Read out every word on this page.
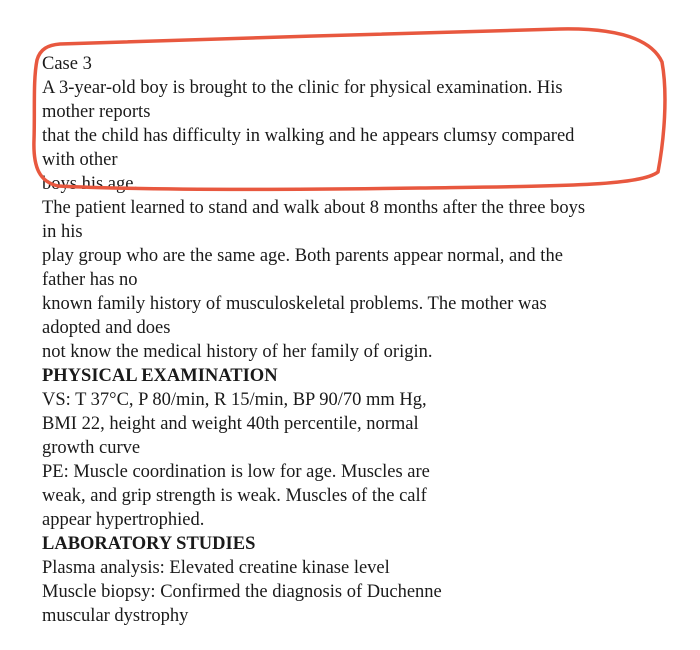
Case 3
A 3-year-old boy is brought to the clinic for physical examination. His
mother reports
that the child has difficulty in walking and he appears clumsy compared
with other
boys his age.
The patient learned to stand and walk about 8 months after the three boys
in his
play group who are the same age. Both parents appear normal, and the
father has no
known family history of musculoskeletal problems. The mother was
adopted and does
not know the medical history of her family of origin.
PHYSICAL EXAMINATION
VS: T 37°C, P 80/min, R 15/min, BP 90/70 mm Hg,
BMI 22, height and weight 40th percentile, normal
growth curve
PE: Muscle coordination is low for age. Muscles are
weak, and grip strength is weak. Muscles of the calf
appear hypertrophied.
LABORATORY STUDIES
Plasma analysis: Elevated creatine kinase level
Muscle biopsy: Confirmed the diagnosis of Duchenne
muscular dystrophy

**********

Filter the listing for the word "Muscles" and copy every line that holds it.

ANSWER IN FULL »
PE: Muscle coordination is low for age. Muscles are
weak, and grip strength is weak. Muscles of the calf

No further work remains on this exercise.